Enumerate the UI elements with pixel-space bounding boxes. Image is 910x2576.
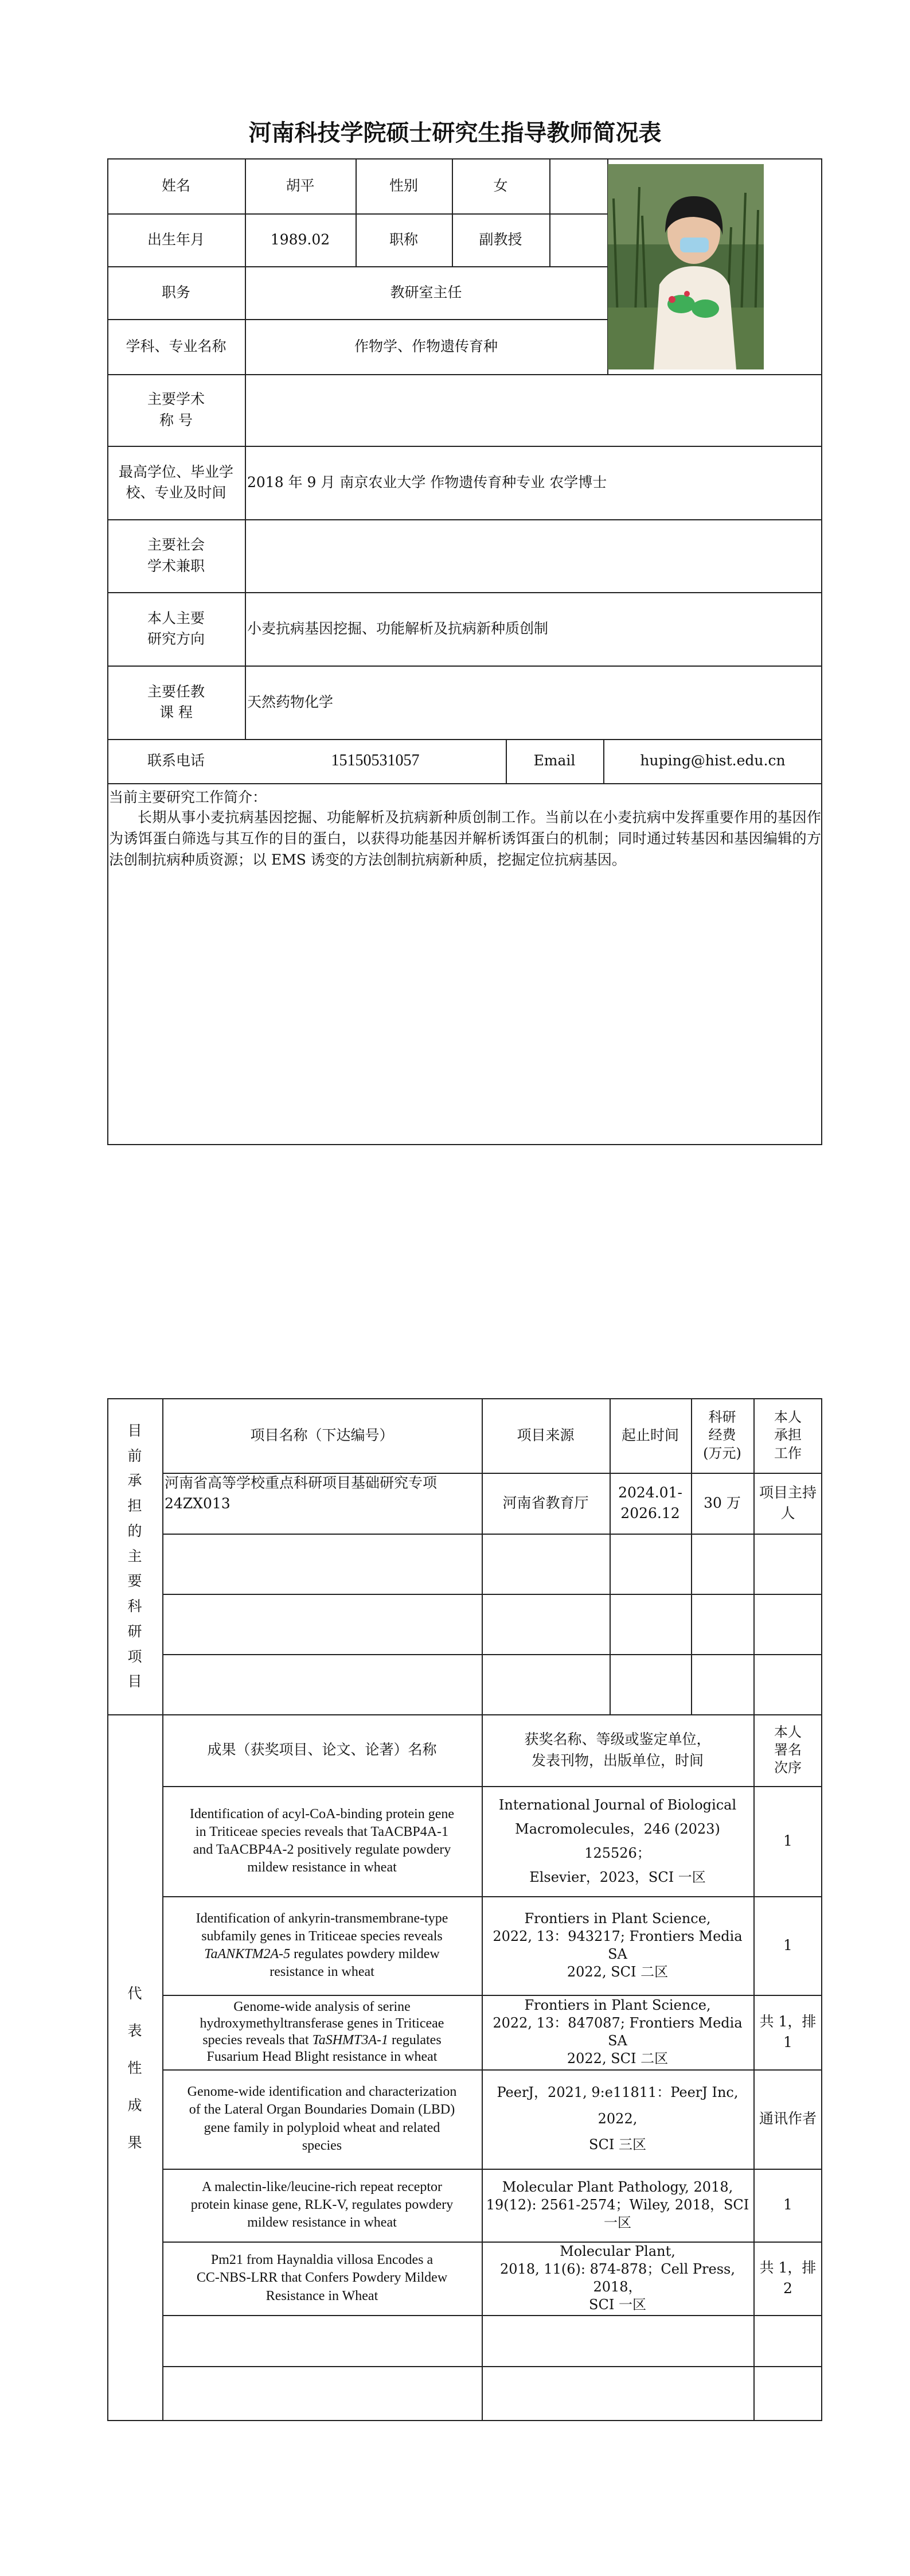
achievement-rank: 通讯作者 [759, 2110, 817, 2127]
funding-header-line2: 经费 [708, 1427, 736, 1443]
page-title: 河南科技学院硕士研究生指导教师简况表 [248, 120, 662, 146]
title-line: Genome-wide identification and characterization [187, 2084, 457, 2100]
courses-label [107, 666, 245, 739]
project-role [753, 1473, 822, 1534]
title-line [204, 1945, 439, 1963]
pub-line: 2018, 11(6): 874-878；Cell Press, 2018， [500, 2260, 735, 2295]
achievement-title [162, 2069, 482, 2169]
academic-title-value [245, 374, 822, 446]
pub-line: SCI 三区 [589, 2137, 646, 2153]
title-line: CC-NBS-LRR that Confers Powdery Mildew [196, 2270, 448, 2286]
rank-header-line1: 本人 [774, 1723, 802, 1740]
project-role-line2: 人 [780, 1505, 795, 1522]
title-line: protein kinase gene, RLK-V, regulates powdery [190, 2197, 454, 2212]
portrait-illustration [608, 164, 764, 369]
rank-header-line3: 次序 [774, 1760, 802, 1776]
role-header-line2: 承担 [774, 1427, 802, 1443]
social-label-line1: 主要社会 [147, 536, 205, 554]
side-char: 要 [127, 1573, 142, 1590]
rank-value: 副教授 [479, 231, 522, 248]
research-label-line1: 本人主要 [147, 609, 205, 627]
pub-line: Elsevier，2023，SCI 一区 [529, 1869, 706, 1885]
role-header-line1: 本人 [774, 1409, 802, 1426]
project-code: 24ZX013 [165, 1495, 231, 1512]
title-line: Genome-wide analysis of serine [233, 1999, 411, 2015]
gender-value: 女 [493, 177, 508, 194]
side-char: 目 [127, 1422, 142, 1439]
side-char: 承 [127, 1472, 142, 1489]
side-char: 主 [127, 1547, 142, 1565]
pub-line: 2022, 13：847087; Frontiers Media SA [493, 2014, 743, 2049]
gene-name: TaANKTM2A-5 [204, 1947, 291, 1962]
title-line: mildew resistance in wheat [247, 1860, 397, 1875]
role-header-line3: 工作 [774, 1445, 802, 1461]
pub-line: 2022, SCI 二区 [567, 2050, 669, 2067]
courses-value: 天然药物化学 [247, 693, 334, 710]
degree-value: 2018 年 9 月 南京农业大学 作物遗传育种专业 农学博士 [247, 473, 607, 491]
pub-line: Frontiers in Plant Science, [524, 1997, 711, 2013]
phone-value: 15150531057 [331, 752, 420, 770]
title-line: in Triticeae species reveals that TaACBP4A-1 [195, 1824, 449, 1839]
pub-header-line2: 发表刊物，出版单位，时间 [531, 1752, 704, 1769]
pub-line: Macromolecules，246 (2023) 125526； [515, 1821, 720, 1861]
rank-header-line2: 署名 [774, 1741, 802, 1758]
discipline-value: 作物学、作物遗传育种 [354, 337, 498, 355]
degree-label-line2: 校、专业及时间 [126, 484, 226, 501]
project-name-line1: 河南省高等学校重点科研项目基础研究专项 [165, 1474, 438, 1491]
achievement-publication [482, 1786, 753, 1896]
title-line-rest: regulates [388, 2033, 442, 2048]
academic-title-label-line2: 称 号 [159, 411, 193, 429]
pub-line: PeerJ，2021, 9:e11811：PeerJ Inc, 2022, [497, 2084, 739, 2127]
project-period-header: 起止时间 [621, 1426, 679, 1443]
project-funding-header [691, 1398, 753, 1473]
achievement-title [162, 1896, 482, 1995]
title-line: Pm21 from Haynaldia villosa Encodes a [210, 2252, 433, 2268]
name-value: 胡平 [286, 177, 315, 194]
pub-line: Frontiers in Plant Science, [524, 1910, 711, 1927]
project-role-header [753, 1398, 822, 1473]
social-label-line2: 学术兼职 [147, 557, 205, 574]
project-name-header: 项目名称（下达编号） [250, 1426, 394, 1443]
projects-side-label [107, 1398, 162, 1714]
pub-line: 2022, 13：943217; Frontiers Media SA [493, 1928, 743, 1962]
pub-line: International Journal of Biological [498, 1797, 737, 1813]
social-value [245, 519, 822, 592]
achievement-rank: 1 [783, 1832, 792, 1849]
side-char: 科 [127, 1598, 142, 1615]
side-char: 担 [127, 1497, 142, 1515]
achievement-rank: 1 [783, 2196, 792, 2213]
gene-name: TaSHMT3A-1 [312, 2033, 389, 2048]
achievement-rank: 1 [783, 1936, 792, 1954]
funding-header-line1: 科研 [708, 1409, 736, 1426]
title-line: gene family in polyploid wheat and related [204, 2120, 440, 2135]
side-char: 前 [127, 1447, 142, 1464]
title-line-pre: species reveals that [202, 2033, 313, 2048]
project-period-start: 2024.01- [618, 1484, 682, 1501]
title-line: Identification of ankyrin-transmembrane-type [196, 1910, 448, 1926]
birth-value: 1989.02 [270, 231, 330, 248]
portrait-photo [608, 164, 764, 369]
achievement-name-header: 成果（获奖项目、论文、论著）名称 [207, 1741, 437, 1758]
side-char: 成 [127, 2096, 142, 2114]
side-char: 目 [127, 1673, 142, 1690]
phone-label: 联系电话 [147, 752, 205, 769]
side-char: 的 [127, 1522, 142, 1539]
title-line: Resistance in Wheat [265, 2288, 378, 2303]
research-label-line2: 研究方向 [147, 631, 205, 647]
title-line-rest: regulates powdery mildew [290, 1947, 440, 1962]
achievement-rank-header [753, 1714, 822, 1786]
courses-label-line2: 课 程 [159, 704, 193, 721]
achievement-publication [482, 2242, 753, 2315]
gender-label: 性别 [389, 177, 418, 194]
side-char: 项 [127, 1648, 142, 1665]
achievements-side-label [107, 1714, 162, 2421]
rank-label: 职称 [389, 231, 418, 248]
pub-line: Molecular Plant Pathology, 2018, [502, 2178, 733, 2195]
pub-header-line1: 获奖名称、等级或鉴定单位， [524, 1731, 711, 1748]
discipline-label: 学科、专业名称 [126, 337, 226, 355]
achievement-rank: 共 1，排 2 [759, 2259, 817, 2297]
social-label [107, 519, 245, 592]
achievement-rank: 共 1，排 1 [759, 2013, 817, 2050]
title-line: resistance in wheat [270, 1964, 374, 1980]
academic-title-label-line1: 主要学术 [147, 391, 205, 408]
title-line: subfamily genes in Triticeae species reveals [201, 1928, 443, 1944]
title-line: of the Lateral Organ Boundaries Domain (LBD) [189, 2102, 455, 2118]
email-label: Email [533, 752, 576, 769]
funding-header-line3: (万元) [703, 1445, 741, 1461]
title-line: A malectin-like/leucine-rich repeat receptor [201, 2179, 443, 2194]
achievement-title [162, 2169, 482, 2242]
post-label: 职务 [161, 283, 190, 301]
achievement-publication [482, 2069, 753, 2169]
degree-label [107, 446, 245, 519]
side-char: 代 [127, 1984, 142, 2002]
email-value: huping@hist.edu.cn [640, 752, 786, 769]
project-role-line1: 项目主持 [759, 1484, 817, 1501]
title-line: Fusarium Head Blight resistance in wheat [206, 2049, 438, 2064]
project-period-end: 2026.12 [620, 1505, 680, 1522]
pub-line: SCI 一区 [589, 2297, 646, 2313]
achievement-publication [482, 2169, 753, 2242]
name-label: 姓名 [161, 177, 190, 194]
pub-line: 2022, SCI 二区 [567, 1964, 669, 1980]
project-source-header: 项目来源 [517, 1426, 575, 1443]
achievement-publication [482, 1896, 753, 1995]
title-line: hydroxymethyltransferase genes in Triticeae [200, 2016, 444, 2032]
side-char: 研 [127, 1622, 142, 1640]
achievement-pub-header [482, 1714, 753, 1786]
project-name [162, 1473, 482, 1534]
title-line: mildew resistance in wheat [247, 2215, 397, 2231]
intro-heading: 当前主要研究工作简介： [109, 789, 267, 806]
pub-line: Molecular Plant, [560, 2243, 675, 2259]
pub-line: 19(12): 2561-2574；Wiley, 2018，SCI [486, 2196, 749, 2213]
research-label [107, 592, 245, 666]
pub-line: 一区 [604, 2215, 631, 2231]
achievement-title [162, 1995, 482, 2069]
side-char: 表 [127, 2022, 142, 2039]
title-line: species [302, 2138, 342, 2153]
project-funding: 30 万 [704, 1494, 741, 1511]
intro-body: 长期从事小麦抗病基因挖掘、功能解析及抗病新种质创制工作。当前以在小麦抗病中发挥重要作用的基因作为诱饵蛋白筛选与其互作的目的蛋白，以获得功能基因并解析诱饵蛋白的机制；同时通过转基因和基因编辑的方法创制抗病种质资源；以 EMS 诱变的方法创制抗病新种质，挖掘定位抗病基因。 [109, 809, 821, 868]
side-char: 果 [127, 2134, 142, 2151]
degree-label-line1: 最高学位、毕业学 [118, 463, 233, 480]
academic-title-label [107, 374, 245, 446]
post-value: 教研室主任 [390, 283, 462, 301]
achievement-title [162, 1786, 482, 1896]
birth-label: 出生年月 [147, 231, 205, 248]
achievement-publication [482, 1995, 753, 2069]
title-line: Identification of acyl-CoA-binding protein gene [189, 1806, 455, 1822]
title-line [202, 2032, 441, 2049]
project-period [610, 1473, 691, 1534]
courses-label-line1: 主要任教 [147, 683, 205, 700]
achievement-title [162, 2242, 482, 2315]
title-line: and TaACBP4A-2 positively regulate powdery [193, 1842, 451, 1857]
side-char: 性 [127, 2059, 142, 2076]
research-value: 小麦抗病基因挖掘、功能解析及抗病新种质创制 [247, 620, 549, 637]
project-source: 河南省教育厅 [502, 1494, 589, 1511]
********
_What you will do_
Go through the listing, and whenever a line contains the string "reveals", copy that line.

_Result of this exercise_
title-line: in Triticeae species reveals that TaACBP4A-1 [195, 1824, 449, 1839]
title-line-pre: species reveals that [202, 2033, 313, 2048]
title-line: subfamily genes in Triticeae species reveals [201, 1928, 443, 1944]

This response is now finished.